Dataset listings of figures
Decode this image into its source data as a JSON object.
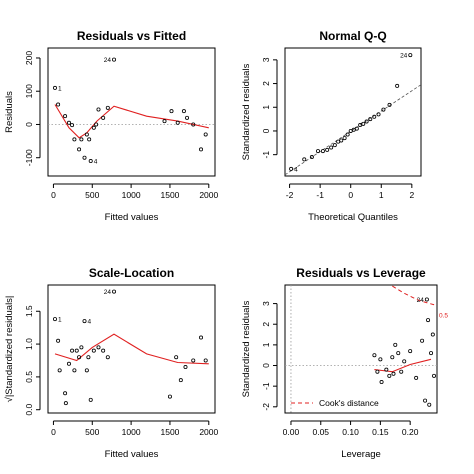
{
  "chart_data": [
    {
      "id": "resid-fitted",
      "type": "scatter",
      "title": "Residuals vs Fitted",
      "xlabel": "Fitted values",
      "ylabel": "Residuals",
      "xlim": [
        -70,
        2080
      ],
      "ylim": [
        -155,
        230
      ],
      "xticks": [
        "0",
        "500",
        "1000",
        "1500",
        "2000"
      ],
      "xtick_values": [
        0,
        500,
        1000,
        1500,
        2000
      ],
      "yticks": [
        "-100",
        "0",
        "100",
        "200"
      ],
      "ytick_values": [
        -100,
        0,
        100,
        200
      ],
      "points": [
        [
          20,
          110
        ],
        [
          60,
          60
        ],
        [
          150,
          25
        ],
        [
          200,
          5
        ],
        [
          240,
          -2
        ],
        [
          270,
          -45
        ],
        [
          330,
          -75
        ],
        [
          360,
          -45
        ],
        [
          400,
          -100
        ],
        [
          430,
          -30
        ],
        [
          460,
          -45
        ],
        [
          480,
          -110
        ],
        [
          520,
          -10
        ],
        [
          550,
          0
        ],
        [
          580,
          45
        ],
        [
          640,
          20
        ],
        [
          700,
          50
        ],
        [
          780,
          195
        ],
        [
          1430,
          10
        ],
        [
          1520,
          40
        ],
        [
          1600,
          5
        ],
        [
          1680,
          40
        ],
        [
          1720,
          20
        ],
        [
          1800,
          0
        ],
        [
          1900,
          -75
        ],
        [
          1960,
          -30
        ]
      ],
      "point_labels": [
        {
          "index": 17,
          "text": "24"
        },
        {
          "index": 0,
          "text": "1"
        },
        {
          "index": 11,
          "text": "4"
        }
      ],
      "smooth": [
        [
          20,
          60
        ],
        [
          200,
          -10
        ],
        [
          330,
          -40
        ],
        [
          430,
          -25
        ],
        [
          560,
          10
        ],
        [
          780,
          55
        ],
        [
          1200,
          25
        ],
        [
          1600,
          10
        ],
        [
          2000,
          -10
        ]
      ],
      "refline": {
        "type": "hline",
        "y": 0
      }
    },
    {
      "id": "normal-qq",
      "type": "scatter",
      "title": "Normal Q-Q",
      "xlabel": "Theoretical Quantiles",
      "ylabel": "Standardized residuals",
      "xlim": [
        -2.15,
        2.3
      ],
      "ylim": [
        -1.9,
        3.5
      ],
      "xticks": [
        "-2",
        "-1",
        "0",
        "1",
        "2"
      ],
      "xtick_values": [
        -2,
        -1,
        0,
        1,
        2
      ],
      "yticks": [
        "-1",
        "0",
        "1",
        "2",
        "3"
      ],
      "ytick_values": [
        -1,
        0,
        1,
        2,
        3
      ],
      "points": [
        [
          -1.95,
          -1.6
        ],
        [
          -1.52,
          -1.2
        ],
        [
          -1.27,
          -1.1
        ],
        [
          -1.07,
          -0.85
        ],
        [
          -0.91,
          -0.85
        ],
        [
          -0.77,
          -0.8
        ],
        [
          -0.64,
          -0.7
        ],
        [
          -0.52,
          -0.6
        ],
        [
          -0.41,
          -0.45
        ],
        [
          -0.31,
          -0.4
        ],
        [
          -0.2,
          -0.3
        ],
        [
          -0.1,
          -0.15
        ],
        [
          0.0,
          0.0
        ],
        [
          0.1,
          0.05
        ],
        [
          0.2,
          0.1
        ],
        [
          0.31,
          0.25
        ],
        [
          0.41,
          0.3
        ],
        [
          0.52,
          0.4
        ],
        [
          0.64,
          0.5
        ],
        [
          0.77,
          0.6
        ],
        [
          0.91,
          0.7
        ],
        [
          1.07,
          0.9
        ],
        [
          1.27,
          1.1
        ],
        [
          1.52,
          1.9
        ],
        [
          1.95,
          3.2
        ]
      ],
      "point_labels": [
        {
          "index": 24,
          "text": "24"
        },
        {
          "index": 0,
          "text": "4"
        }
      ],
      "refline": {
        "type": "line",
        "x0": -2.15,
        "y0": -1.85,
        "x1": 2.3,
        "y1": 1.95
      }
    },
    {
      "id": "scale-location",
      "type": "scatter",
      "title": "Scale-Location",
      "xlabel": "Fitted values",
      "ylabel": "√|Standardized residuals|",
      "xlim": [
        -70,
        2080
      ],
      "ylim": [
        -0.05,
        1.9
      ],
      "xticks": [
        "0",
        "500",
        "1000",
        "1500",
        "2000"
      ],
      "xtick_values": [
        0,
        500,
        1000,
        1500,
        2000
      ],
      "yticks": [
        "0.0",
        "0.5",
        "1.0",
        "1.5"
      ],
      "ytick_values": [
        0,
        0.5,
        1.0,
        1.5
      ],
      "points": [
        [
          20,
          1.38
        ],
        [
          60,
          1.05
        ],
        [
          80,
          0.6
        ],
        [
          150,
          0.25
        ],
        [
          160,
          0.1
        ],
        [
          200,
          0.7
        ],
        [
          240,
          0.9
        ],
        [
          270,
          0.6
        ],
        [
          300,
          0.9
        ],
        [
          330,
          0.8
        ],
        [
          360,
          0.95
        ],
        [
          400,
          1.35
        ],
        [
          430,
          0.6
        ],
        [
          450,
          0.8
        ],
        [
          480,
          0.15
        ],
        [
          520,
          0.9
        ],
        [
          580,
          0.95
        ],
        [
          640,
          0.9
        ],
        [
          700,
          0.8
        ],
        [
          780,
          1.8
        ],
        [
          1500,
          0.2
        ],
        [
          1580,
          0.8
        ],
        [
          1640,
          0.45
        ],
        [
          1700,
          0.65
        ],
        [
          1800,
          0.75
        ],
        [
          1900,
          1.1
        ],
        [
          1960,
          0.75
        ]
      ],
      "point_labels": [
        {
          "index": 19,
          "text": "24"
        },
        {
          "index": 0,
          "text": "1"
        },
        {
          "index": 11,
          "text": "4"
        }
      ],
      "smooth": [
        [
          20,
          0.85
        ],
        [
          300,
          0.75
        ],
        [
          500,
          0.95
        ],
        [
          780,
          1.15
        ],
        [
          1200,
          0.85
        ],
        [
          1600,
          0.72
        ],
        [
          2000,
          0.7
        ]
      ]
    },
    {
      "id": "resid-leverage",
      "type": "scatter",
      "title": "Residuals vs Leverage",
      "xlabel": "Leverage",
      "ylabel": "Standardized residuals",
      "xlim": [
        -0.01,
        0.245
      ],
      "ylim": [
        -2.3,
        3.9
      ],
      "xticks": [
        "0.00",
        "0.05",
        "0.10",
        "0.15",
        "0.20"
      ],
      "xtick_values": [
        0,
        0.05,
        0.1,
        0.15,
        0.2
      ],
      "yticks": [
        "-2",
        "-1",
        "0",
        "1",
        "2",
        "3"
      ],
      "ytick_values": [
        -2,
        -1,
        0,
        1,
        2,
        3
      ],
      "points": [
        [
          0.14,
          0.5
        ],
        [
          0.145,
          -0.3
        ],
        [
          0.15,
          0.3
        ],
        [
          0.152,
          -0.8
        ],
        [
          0.16,
          -0.2
        ],
        [
          0.165,
          -0.5
        ],
        [
          0.17,
          0.4
        ],
        [
          0.172,
          -0.4
        ],
        [
          0.175,
          1.0
        ],
        [
          0.18,
          0.6
        ],
        [
          0.185,
          -0.3
        ],
        [
          0.19,
          0.2
        ],
        [
          0.2,
          0.7
        ],
        [
          0.21,
          -0.6
        ],
        [
          0.22,
          1.2
        ],
        [
          0.225,
          -1.7
        ],
        [
          0.228,
          3.2
        ],
        [
          0.23,
          2.2
        ],
        [
          0.232,
          -1.9
        ],
        [
          0.235,
          0.6
        ],
        [
          0.238,
          1.5
        ],
        [
          0.24,
          -0.5
        ]
      ],
      "point_labels": [
        {
          "index": 16,
          "text": "24"
        }
      ],
      "smooth": [
        [
          0.14,
          -0.2
        ],
        [
          0.17,
          -0.3
        ],
        [
          0.2,
          0.05
        ],
        [
          0.235,
          0.3
        ]
      ],
      "refline": {
        "type": "hline",
        "y": 0
      },
      "refline_v": {
        "type": "vline",
        "x": 0
      },
      "cook_curve": [
        [
          0.15,
          4.2
        ],
        [
          0.19,
          3.5
        ],
        [
          0.215,
          3.15
        ],
        [
          0.245,
          2.9
        ]
      ],
      "cook_label": "0.5",
      "legend": {
        "label": "Cook's distance",
        "position": "bottom-left"
      }
    }
  ]
}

Short task >>
Extract each line from the entries above that contains the string "xlabel".

Full answer >>
      "xlabel": "Fitted values",
      "xlabel": "Theoretical Quantiles",
      "xlabel": "Fitted values",
      "xlabel": "Leverage",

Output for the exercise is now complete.